**What you need to do**
Scan the data. Collect each line that contains the word "hechos".

**Dataset records**
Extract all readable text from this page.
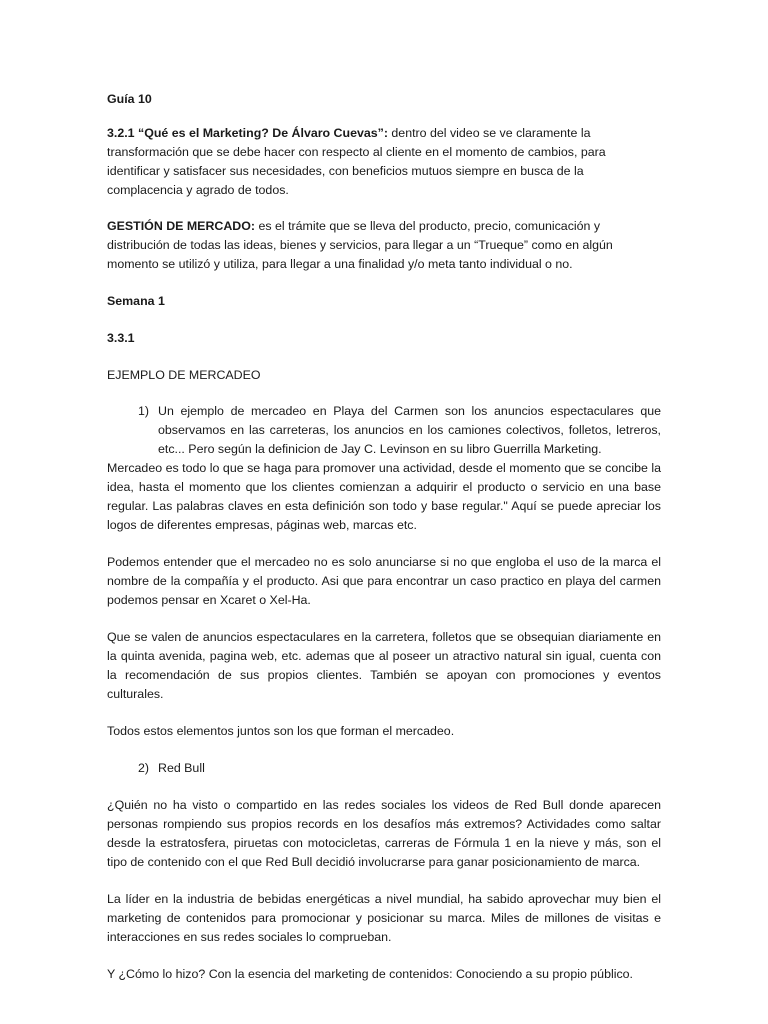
Guía 10

3.2.1 “Qué es el Marketing? De Álvaro Cuevas”: dentro del video se ve claramente la transformación que se debe hacer con respecto al cliente en el momento de cambios, para identificar y satisfacer sus necesidades, con beneficios mutuos siempre en busca de la complacencia y agrado de todos.

GESTIÓN DE MERCADO: es el trámite que se lleva del producto, precio, comunicación y distribución de todas las ideas, bienes y servicios, para llegar a un “Trueque” como en algún momento se utilizó y utiliza, para llegar a una finalidad y/o meta tanto individual o no.

Semana 1

3.3.1

EJEMPLO DE MERCADEO

1) Un ejemplo de mercadeo en Playa del Carmen son los anuncios espectaculares que observamos en las carreteras, los anuncios en los camiones colectivos, folletos, letreros, etc... Pero según la definicion de Jay C. Levinson en su libro Guerrilla Marketing.

Mercadeo es todo lo que se haga para promover una actividad, desde el momento que se concibe la idea, hasta el momento que los clientes comienzan a adquirir el producto o servicio en una base regular. Las palabras claves en esta definición son todo y base regular." Aquí se puede apreciar los logos de diferentes empresas, páginas web, marcas etc.

Podemos entender que el mercadeo no es solo anunciarse si no que engloba el uso de la marca el nombre de la compañía y el producto. Asi que para encontrar un caso practico en playa del carmen podemos pensar en Xcaret o Xel-Ha.

Que se valen de anuncios espectaculares en la carretera, folletos que se obsequian diariamente en la quinta avenida, pagina web, etc. ademas que al poseer un atractivo natural sin igual, cuenta con la recomendación de sus propios clientes. También se apoyan con promociones y eventos culturales.

Todos estos elementos juntos son los que forman el mercadeo.

2) Red Bull

¿Quién no ha visto o compartido en las redes sociales los videos de Red Bull donde aparecen personas rompiendo sus propios records en los desafíos más extremos? Actividades como saltar desde la estratosfera, piruetas con motocicletas, carreras de Fórmula 1 en la nieve y más, son el tipo de contenido con el que Red Bull decidió involucrarse para ganar posicionamiento de marca.

La líder en la industria de bebidas energéticas a nivel mundial, ha sabido aprovechar muy bien el marketing de contenidos para promocionar y posicionar su marca. Miles de millones de visitas e interacciones en sus redes sociales lo comprueban.

Y ¿Cómo lo hizo? Con la esencia del marketing de contenidos: Conociendo a su propio público.
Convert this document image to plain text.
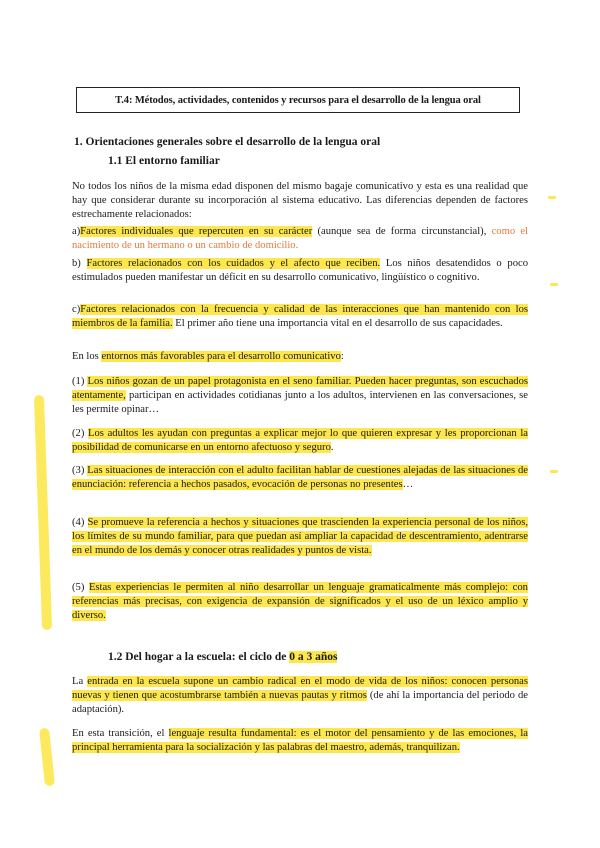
T.4: Métodos, actividades, contenidos y recursos para el desarrollo de la lengua oral
1. Orientaciones generales sobre el desarrollo de la lengua oral
1.1 El entorno familiar

No todos los niños de la misma edad disponen del mismo bagaje comunicativo y esta es una realidad que hay que considerar durante su incorporación al sistema educativo. Las diferencias dependen de factores estrechamente relacionados:

a)Factores individuales que repercuten en su carácter (aunque sea de forma circunstancial), como el nacimiento de un hermano o un cambio de domicilio.

b) Factores relacionados con los cuidados y el afecto que reciben. Los niños desatendidos o poco estimulados pueden manifestar un déficit en su desarrollo comunicativo, lingüístico o cognitivo.

c)Factores relacionados con la frecuencia y calidad de las interacciones que han mantenido con los miembros de la familia. El primer año tiene una importancia vital en el desarrollo de sus capacidades.

En los entornos más favorables para el desarrollo comunicativo:

(1) Los niños gozan de un papel protagonista en el seno familiar. Pueden hacer preguntas, son escuchados atentamente, participan en actividades cotidianas junto a los adultos, intervienen en las conversaciones, se les permite opinar…

(2) Los adultos les ayudan con preguntas a explicar mejor lo que quieren expresar y les proporcionan la posibilidad de comunicarse en un entorno afectuoso y seguro.

(3) Las situaciones de interacción con el adulto facilitan hablar de cuestiones alejadas de las situaciones de enunciación: referencia a hechos pasados, evocación de personas no presentes…

(4) Se promueve la referencia a hechos y situaciones que trascienden la experiencia personal de los niños, los límites de su mundo familiar, para que puedan así ampliar la capacidad de descentramiento, adentrarse en el mundo de los demás y conocer otras realidades y puntos de vista.

(5) Estas experiencias le permiten al niño desarrollar un lenguaje gramaticalmente más complejo: con referencias más precisas, con exigencia de expansión de significados y el uso de un léxico amplio y diverso.

1.2 Del hogar a la escuela: el ciclo de 0 a 3 años

La entrada en la escuela supone un cambio radical en el modo de vida de los niños: conocen personas nuevas y tienen que acostumbrarse también a nuevas pautas y ritmos (de ahí la importancia del periodo de adaptación).

En esta transición, el lenguaje resulta fundamental: es el motor del pensamiento y de las emociones, la principal herramienta para la socialización y las palabras del maestro, además, tranquilizan.
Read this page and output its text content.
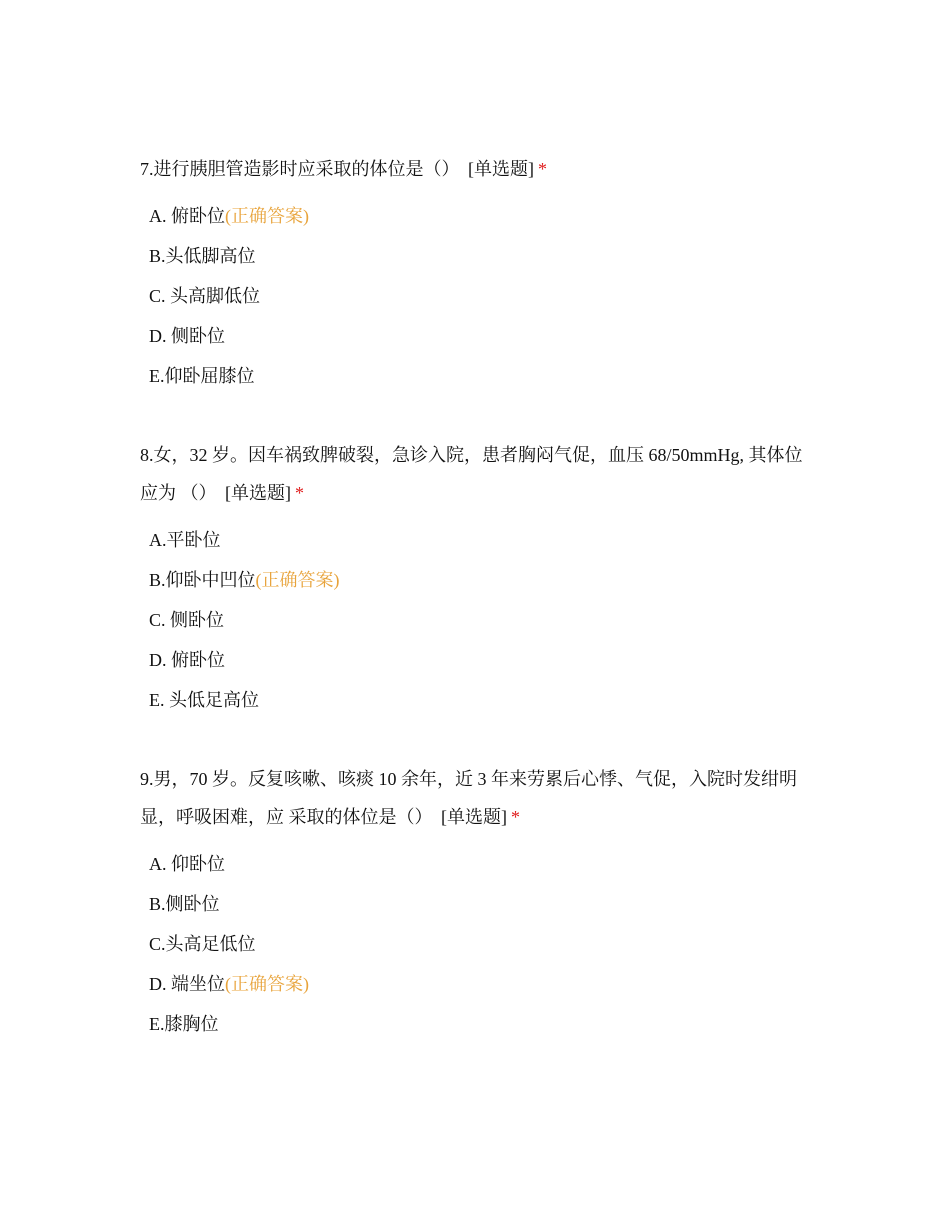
7.进行胰胆管造影时应采取的体位是（） [单选题] *

A. 俯卧位(正确答案)
B.头低脚高位
C. 头高脚低位
D. 侧卧位
E.仰卧屈膝位

8.女，32 岁。因车祸致脾破裂，急诊入院，患者胸闷气促，血压 68/50mmHg, 其体位应为 （） [单选题] *

A.平卧位
B.仰卧中凹位(正确答案)
C. 侧卧位
D. 俯卧位
E. 头低足高位

9.男，70 岁。反复咳嗽、咳痰 10 余年，近 3 年来劳累后心悸、气促，入院时发绀明显，呼吸困难，应 采取的体位是（） [单选题] *

A. 仰卧位
B.侧卧位
C.头高足低位
D. 端坐位(正确答案)
E.膝胸位
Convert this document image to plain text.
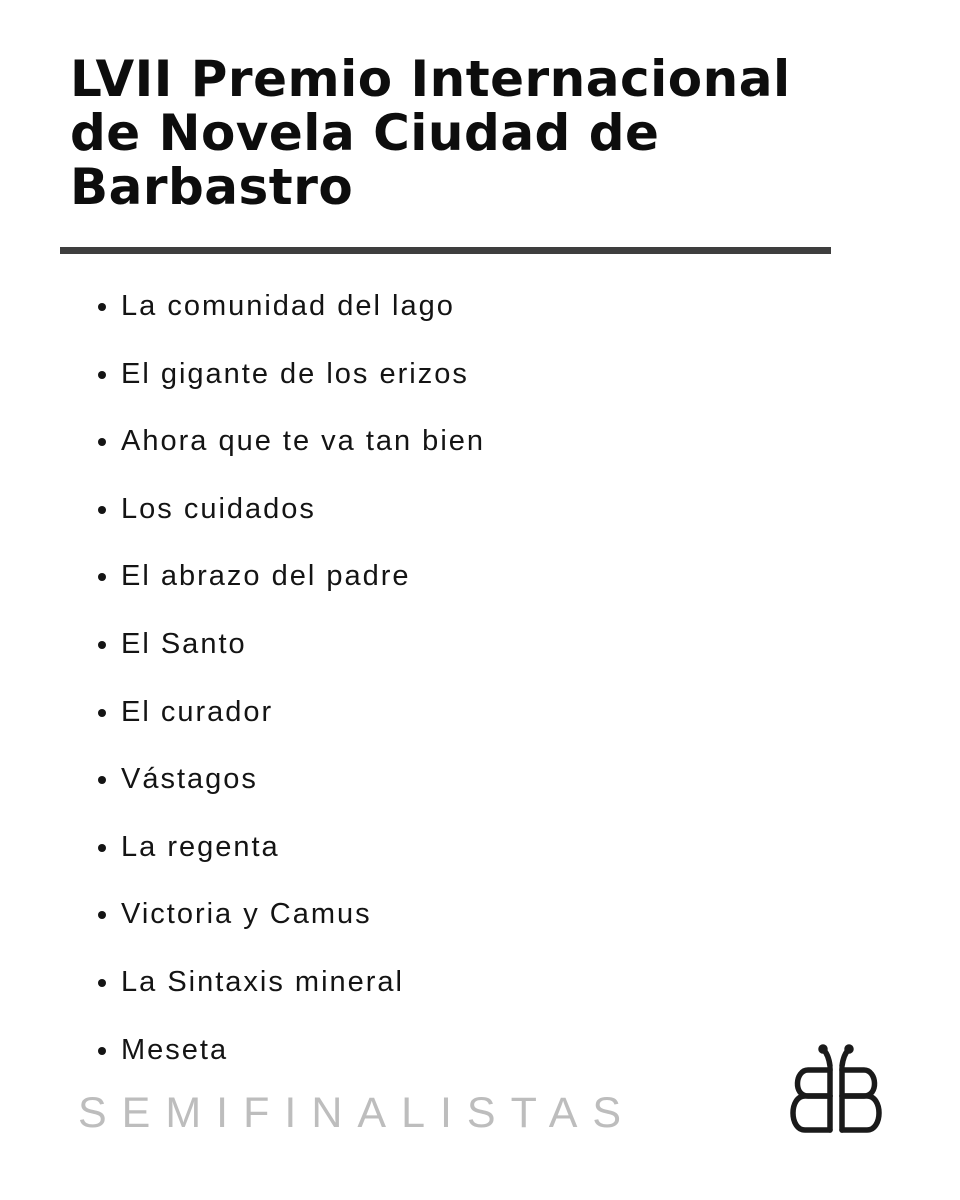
LVII Premio Internacional de Novela Ciudad de Barbastro
La comunidad del lago
El gigante de los erizos
Ahora que te va tan bien
Los cuidados
El abrazo del padre
El Santo
El curador
Vástagos
La regenta
Victoria y Camus
La Sintaxis mineral
Meseta
SEMIFINALISTAS
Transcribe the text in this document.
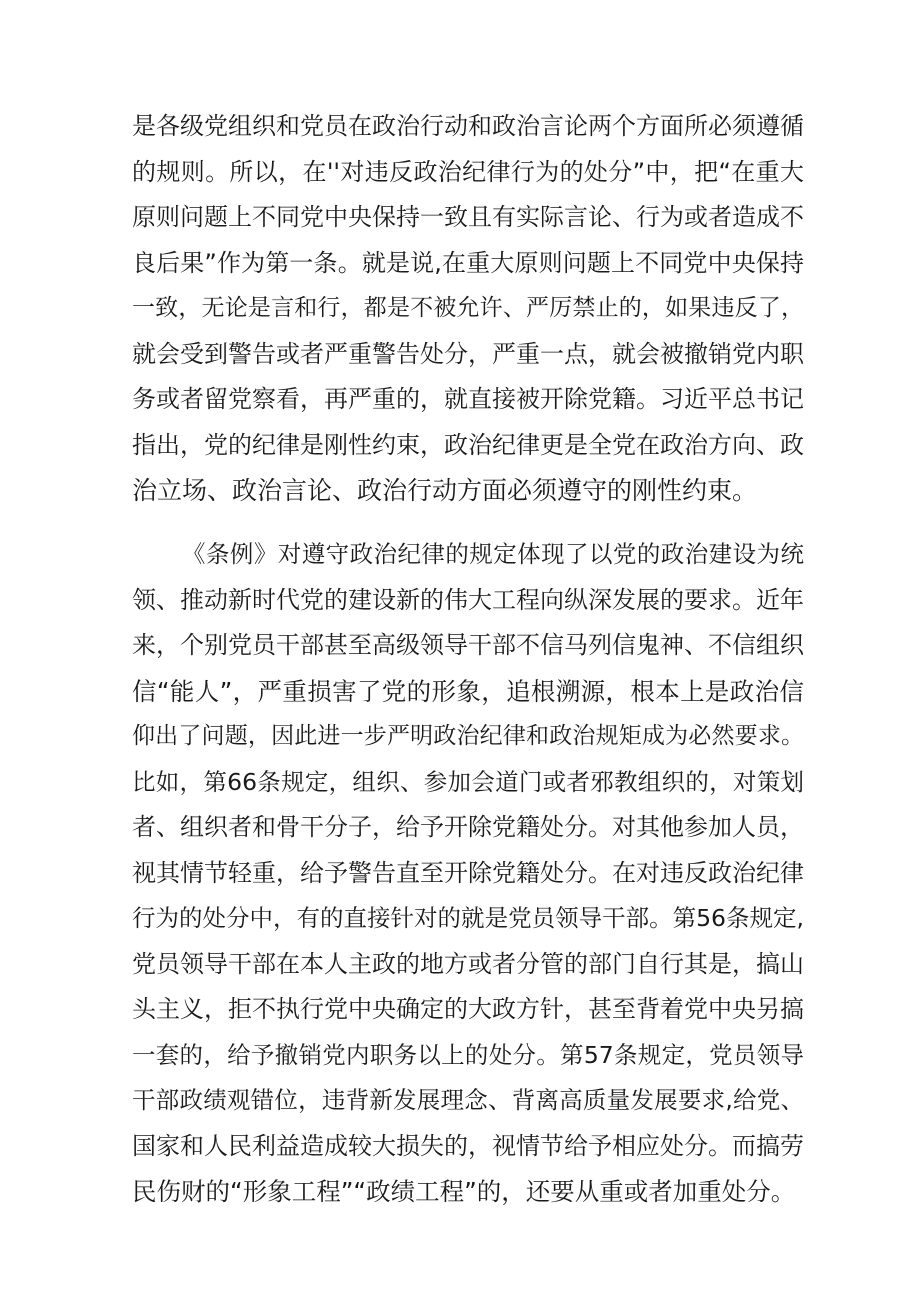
是各级党组织和党员在政治行动和政治言论两个方面所必须遵循
的规则。所以，在''对违反政治纪律行为的处分”中，把“在重大
原则问题上不同党中央保持一致且有实际言论、行为或者造成不
良后果”作为第一条。就是说,在重大原则问题上不同党中央保持
一致，无论是言和行，都是不被允许、严厉禁止的，如果违反了，
就会受到警告或者严重警告处分，严重一点，就会被撤销党内职
务或者留党察看，再严重的，就直接被开除党籍。习近平总书记
指出，党的纪律是刚性约束，政治纪律更是全党在政治方向、政
治立场、政治言论、政治行动方面必须遵守的刚性约束。
《条例》对遵守政治纪律的规定体现了以党的政治建设为统
领、推动新时代党的建设新的伟大工程向纵深发展的要求。近年
来，个别党员干部甚至高级领导干部不信马列信鬼神、不信组织
信“能人”，严重损害了党的形象，追根溯源，根本上是政治信
仰出了问题，因此进一步严明政治纪律和政治规矩成为必然要求。
比如，第66条规定，组织、参加会道门或者邪教组织的，对策划
者、组织者和骨干分子，给予开除党籍处分。对其他参加人员，
视其情节轻重，给予警告直至开除党籍处分。在对违反政治纪律
行为的处分中，有的直接针对的就是党员领导干部。第56条规定,
党员领导干部在本人主政的地方或者分管的部门自行其是，搞山
头主义，拒不执行党中央确定的大政方针，甚至背着党中央另搞
一套的，给予撤销党内职务以上的处分。第57条规定，党员领导
干部政绩观错位，违背新发展理念、背离高质量发展要求,给党、
国家和人民利益造成较大损失的，视情节给予相应处分。而搞劳
民伤财的“形象工程”“政绩工程”的，还要从重或者加重处分。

**Output for this exercise**
(3) Las situaciones de interacción con el adulto facilitan hablar de cuestiones alejadas de las situaciones de enunciación: referencia a hechos pasados, evocación de personas no presentes…
(4) Se promueve la referencia a hechos y situaciones que trascienden la experiencia personal de los niños, los límites de su mundo familiar, para que puedan así ampliar la capacidad de descentramiento, adentrarse en el mundo de los demás y conocer otras realidades y puntos de vista.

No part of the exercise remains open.